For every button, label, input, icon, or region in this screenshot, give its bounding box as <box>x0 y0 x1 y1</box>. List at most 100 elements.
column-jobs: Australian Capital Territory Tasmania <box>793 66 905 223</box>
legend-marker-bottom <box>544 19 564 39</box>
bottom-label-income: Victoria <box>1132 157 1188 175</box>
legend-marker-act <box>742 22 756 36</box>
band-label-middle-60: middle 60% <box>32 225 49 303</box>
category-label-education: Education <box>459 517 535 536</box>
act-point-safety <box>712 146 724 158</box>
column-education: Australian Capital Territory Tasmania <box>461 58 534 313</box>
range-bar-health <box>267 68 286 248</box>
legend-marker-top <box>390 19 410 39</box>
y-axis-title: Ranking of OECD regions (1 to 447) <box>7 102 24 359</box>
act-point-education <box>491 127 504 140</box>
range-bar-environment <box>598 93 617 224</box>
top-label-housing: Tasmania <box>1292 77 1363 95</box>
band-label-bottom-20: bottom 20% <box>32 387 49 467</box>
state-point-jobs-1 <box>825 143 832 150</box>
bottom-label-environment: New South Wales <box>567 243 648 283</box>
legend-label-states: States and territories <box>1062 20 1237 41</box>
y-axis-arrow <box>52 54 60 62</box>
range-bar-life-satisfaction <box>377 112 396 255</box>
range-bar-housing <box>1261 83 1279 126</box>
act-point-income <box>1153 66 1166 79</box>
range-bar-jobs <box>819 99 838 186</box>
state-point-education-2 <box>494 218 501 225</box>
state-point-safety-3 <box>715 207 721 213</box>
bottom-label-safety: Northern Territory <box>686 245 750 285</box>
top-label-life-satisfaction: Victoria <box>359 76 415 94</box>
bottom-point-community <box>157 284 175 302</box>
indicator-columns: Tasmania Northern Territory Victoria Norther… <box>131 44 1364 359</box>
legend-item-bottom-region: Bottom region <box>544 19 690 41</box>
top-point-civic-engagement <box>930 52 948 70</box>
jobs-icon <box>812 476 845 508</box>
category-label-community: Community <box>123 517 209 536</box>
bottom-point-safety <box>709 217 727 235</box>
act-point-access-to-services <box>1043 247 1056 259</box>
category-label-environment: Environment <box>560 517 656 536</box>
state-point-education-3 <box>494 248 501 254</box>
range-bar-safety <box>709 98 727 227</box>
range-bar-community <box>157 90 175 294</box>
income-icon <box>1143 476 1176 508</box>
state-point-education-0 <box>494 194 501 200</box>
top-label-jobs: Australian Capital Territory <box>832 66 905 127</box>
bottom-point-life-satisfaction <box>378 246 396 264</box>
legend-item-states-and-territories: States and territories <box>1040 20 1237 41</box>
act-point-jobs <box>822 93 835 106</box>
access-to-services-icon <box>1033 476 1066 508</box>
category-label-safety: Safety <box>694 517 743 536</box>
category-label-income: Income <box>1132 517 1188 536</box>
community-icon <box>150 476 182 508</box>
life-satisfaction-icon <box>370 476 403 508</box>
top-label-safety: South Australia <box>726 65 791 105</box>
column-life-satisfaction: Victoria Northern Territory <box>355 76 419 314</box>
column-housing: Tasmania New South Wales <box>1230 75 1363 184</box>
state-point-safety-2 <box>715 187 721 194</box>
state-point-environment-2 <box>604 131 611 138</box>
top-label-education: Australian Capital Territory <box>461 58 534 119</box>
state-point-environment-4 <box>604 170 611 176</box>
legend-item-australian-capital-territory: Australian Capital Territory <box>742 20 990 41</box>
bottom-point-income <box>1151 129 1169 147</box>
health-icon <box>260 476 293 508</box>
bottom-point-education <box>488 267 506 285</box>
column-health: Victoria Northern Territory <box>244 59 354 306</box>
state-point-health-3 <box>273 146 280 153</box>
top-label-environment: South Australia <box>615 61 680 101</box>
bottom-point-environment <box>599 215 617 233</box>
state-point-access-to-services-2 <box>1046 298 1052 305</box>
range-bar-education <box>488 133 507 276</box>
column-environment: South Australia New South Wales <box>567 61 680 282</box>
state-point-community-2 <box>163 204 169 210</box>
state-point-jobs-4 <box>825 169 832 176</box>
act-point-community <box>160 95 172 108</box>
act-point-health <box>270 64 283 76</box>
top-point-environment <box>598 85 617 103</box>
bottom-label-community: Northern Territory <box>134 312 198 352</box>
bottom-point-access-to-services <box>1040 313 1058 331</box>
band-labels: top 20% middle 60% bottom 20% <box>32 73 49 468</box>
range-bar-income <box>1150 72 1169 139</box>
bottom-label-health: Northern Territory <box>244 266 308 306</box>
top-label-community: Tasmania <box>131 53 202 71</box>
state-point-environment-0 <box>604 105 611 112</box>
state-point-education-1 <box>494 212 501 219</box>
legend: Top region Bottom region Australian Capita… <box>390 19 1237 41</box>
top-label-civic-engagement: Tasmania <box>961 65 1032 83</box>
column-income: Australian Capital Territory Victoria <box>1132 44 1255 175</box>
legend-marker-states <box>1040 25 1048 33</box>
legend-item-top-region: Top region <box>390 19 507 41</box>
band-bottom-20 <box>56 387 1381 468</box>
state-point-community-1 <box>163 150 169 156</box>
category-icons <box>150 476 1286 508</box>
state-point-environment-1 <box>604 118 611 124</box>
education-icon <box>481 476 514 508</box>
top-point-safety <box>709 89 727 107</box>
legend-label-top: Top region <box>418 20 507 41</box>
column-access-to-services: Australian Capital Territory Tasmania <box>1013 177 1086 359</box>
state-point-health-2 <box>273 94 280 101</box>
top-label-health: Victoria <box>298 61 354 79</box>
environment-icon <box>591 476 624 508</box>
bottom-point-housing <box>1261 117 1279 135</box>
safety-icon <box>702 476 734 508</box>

**Short task:** Reproduce every line of the material above verbatim, from start to end.

**The response:**
For every button, label, input, icon, or region in this screenshot, give its bounding box as <box>x0 y0 x1 y1</box>. List at most 100 elements.
column-jobs: Australian Capital Territory Tasmania <box>793 66 905 223</box>
legend-marker-bottom <box>544 19 564 39</box>
bottom-label-income: Victoria <box>1132 157 1188 175</box>
legend-marker-act <box>742 22 756 36</box>
band-label-middle-60: middle 60% <box>32 225 49 303</box>
category-label-education: Education <box>459 517 535 536</box>
act-point-safety <box>712 146 724 158</box>
column-education: Australian Capital Territory Tasmania <box>461 58 534 313</box>
range-bar-health <box>267 68 286 248</box>
legend-marker-top <box>390 19 410 39</box>
y-axis-title: Ranking of OECD regions (1 to 447) <box>7 102 24 359</box>
act-point-education <box>491 127 504 140</box>
range-bar-environment <box>598 93 617 224</box>
top-label-housing: Tasmania <box>1292 77 1363 95</box>
band-label-bottom-20: bottom 20% <box>32 387 49 467</box>
state-point-jobs-1 <box>825 143 832 150</box>
bottom-label-environment: New South Wales <box>567 243 648 283</box>
legend-label-states: States and territories <box>1062 20 1237 41</box>
y-axis-arrow <box>52 54 60 62</box>
range-bar-life-satisfaction <box>377 112 396 255</box>
range-bar-housing <box>1261 83 1279 126</box>
act-point-income <box>1153 66 1166 79</box>
range-bar-jobs <box>819 99 838 186</box>
state-point-education-2 <box>494 218 501 225</box>
state-point-safety-3 <box>715 207 721 213</box>
bottom-label-safety: Northern Territory <box>686 245 750 285</box>
top-label-life-satisfaction: Victoria <box>359 76 415 94</box>
bottom-point-community <box>157 284 175 302</box>
indicator-columns: Tasmania Northern Territory Victoria Norther… <box>131 44 1364 359</box>
legend-item-bottom-region: Bottom region <box>544 19 690 41</box>
top-point-civic-engagement <box>930 52 948 70</box>
jobs-icon <box>812 476 845 508</box>
category-label-community: Community <box>123 517 209 536</box>
bottom-point-safety <box>709 217 727 235</box>
act-point-access-to-services <box>1043 247 1056 259</box>
category-label-environment: Environment <box>560 517 656 536</box>
state-point-education-3 <box>494 248 501 254</box>
range-bar-safety <box>709 98 727 227</box>
range-bar-community <box>157 90 175 294</box>
income-icon <box>1143 476 1176 508</box>
state-point-education-0 <box>494 194 501 200</box>
top-label-jobs: Australian Capital Territory <box>832 66 905 127</box>
bottom-point-life-satisfaction <box>378 246 396 264</box>
legend-item-states-and-territories: States and territories <box>1040 20 1237 41</box>
act-point-jobs <box>822 93 835 106</box>
access-to-services-icon <box>1033 476 1066 508</box>
category-label-safety: Safety <box>694 517 743 536</box>
category-label-income: Income <box>1132 517 1188 536</box>
community-icon <box>150 476 182 508</box>
life-satisfaction-icon <box>370 476 403 508</box>
top-label-safety: South Australia <box>726 65 791 105</box>
column-life-satisfaction: Victoria Northern Territory <box>355 76 419 314</box>
column-housing: Tasmania New South Wales <box>1230 75 1363 184</box>
state-point-safety-2 <box>715 187 721 194</box>
state-point-environment-2 <box>604 131 611 138</box>
top-label-education: Australian Capital Territory <box>461 58 534 119</box>
state-point-environment-4 <box>604 170 611 176</box>
legend-item-australian-capital-territory: Australian Capital Territory <box>742 20 990 41</box>
bottom-point-income <box>1151 129 1169 147</box>
health-icon <box>260 476 293 508</box>
bottom-point-education <box>488 267 506 285</box>
column-health: Victoria Northern Territory <box>244 59 354 306</box>
state-point-health-3 <box>273 146 280 153</box>
top-label-environment: South Australia <box>615 61 680 101</box>
bottom-point-environment <box>599 215 617 233</box>
state-point-access-to-services-2 <box>1046 298 1052 305</box>
range-bar-education <box>488 133 507 276</box>
column-environment: South Australia New South Wales <box>567 61 680 282</box>
state-point-community-2 <box>163 204 169 210</box>
state-point-jobs-4 <box>825 169 832 176</box>
act-point-community <box>160 95 172 108</box>
act-point-health <box>270 64 283 76</box>
top-point-environment <box>598 85 617 103</box>
bottom-label-community: Northern Territory <box>134 312 198 352</box>
bottom-point-access-to-services <box>1040 313 1058 331</box>
band-labels: top 20% middle 60% bottom 20% <box>32 73 49 468</box>
range-bar-income <box>1150 72 1169 139</box>
bottom-label-health: Northern Territory <box>244 266 308 306</box>
top-label-community: Tasmania <box>131 53 202 71</box>
state-point-environment-0 <box>604 105 611 112</box>
state-point-education-1 <box>494 212 501 219</box>
legend: Top region Bottom region Australian Capita… <box>390 19 1237 41</box>
top-label-civic-engagement: Tasmania <box>961 65 1032 83</box>
column-income: Australian Capital Territory Victoria <box>1132 44 1255 175</box>
legend-marker-states <box>1040 25 1048 33</box>
legend-item-top-region: Top region <box>390 19 507 41</box>
band-bottom-20 <box>56 387 1381 468</box>
state-point-community-1 <box>163 150 169 156</box>
category-icons <box>150 476 1286 508</box>
state-point-environment-1 <box>604 118 611 124</box>
education-icon <box>481 476 514 508</box>
top-point-safety <box>709 89 727 107</box>
legend-label-top: Top region <box>418 20 507 41</box>
column-access-to-services: Australian Capital Territory Tasmania <box>1013 177 1086 359</box>
state-point-health-2 <box>273 94 280 101</box>
top-label-health: Victoria <box>298 61 354 79</box>
environment-icon <box>591 476 624 508</box>
bottom-point-housing <box>1261 117 1279 135</box>
safety-icon <box>702 476 734 508</box>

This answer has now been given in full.